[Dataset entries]
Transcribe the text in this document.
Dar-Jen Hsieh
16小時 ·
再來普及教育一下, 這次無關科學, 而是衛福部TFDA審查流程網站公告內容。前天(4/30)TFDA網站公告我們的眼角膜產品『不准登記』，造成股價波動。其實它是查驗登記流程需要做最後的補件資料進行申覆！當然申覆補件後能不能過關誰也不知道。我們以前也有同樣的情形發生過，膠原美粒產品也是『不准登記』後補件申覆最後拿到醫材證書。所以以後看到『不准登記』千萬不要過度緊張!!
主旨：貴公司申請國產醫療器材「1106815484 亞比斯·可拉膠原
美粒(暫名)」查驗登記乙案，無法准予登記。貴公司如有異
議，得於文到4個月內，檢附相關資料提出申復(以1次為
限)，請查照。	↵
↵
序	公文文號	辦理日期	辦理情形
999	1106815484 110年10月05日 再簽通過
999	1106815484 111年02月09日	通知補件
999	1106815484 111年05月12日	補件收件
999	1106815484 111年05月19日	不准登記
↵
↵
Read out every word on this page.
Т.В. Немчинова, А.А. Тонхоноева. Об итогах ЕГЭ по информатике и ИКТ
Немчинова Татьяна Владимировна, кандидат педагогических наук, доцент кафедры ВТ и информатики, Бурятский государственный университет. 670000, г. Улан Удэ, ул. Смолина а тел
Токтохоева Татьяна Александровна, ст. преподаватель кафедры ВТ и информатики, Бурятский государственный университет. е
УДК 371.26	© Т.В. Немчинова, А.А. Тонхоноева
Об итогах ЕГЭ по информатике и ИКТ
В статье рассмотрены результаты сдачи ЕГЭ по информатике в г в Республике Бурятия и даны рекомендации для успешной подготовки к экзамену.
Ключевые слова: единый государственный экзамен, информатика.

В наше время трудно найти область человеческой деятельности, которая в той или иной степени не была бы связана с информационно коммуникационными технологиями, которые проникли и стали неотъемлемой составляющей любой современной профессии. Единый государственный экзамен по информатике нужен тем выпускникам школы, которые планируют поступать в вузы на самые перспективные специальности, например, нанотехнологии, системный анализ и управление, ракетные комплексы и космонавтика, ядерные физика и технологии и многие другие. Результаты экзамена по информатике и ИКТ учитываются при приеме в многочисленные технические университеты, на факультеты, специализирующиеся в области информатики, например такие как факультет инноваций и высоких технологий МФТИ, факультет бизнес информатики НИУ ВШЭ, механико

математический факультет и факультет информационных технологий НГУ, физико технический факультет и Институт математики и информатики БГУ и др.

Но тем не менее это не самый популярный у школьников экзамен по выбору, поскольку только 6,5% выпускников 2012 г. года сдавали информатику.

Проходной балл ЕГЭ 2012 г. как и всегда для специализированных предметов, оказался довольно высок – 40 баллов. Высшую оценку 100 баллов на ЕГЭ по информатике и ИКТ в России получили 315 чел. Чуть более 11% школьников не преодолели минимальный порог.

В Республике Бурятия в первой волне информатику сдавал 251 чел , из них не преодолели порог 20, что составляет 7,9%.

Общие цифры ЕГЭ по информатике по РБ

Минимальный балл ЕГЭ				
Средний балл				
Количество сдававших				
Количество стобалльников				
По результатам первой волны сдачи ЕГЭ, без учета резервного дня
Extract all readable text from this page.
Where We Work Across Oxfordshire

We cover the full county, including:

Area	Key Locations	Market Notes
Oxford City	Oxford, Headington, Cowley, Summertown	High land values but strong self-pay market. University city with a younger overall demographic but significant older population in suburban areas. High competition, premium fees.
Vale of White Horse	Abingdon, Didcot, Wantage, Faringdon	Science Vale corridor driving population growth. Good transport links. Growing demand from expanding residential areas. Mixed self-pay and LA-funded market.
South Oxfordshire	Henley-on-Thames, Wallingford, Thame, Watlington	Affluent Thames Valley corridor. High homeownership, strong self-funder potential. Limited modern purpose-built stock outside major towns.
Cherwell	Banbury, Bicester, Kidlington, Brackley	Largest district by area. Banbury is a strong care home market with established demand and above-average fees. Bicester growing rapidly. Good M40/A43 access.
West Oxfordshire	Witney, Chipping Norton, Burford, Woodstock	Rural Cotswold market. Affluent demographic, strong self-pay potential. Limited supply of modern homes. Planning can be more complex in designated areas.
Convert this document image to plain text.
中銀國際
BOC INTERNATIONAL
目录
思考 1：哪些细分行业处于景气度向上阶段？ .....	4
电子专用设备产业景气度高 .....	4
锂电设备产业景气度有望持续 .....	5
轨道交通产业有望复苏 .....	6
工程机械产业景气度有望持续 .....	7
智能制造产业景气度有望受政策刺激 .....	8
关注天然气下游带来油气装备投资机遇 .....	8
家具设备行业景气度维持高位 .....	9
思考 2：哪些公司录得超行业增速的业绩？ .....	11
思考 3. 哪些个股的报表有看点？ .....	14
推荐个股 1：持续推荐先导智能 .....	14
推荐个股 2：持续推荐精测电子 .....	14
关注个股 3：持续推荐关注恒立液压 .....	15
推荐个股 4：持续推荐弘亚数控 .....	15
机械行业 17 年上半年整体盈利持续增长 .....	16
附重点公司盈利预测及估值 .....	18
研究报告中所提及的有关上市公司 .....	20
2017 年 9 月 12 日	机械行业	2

§ **Stated task**
Check each line of the records for "推荐个股" and copy the ones that contain it.

§ **The reply**
推荐个股 1：持续推荐先导智能 .....	14
推荐个股 2：持续推荐精测电子 .....	14
推荐个股 4：持续推荐弘亚数控 .....	15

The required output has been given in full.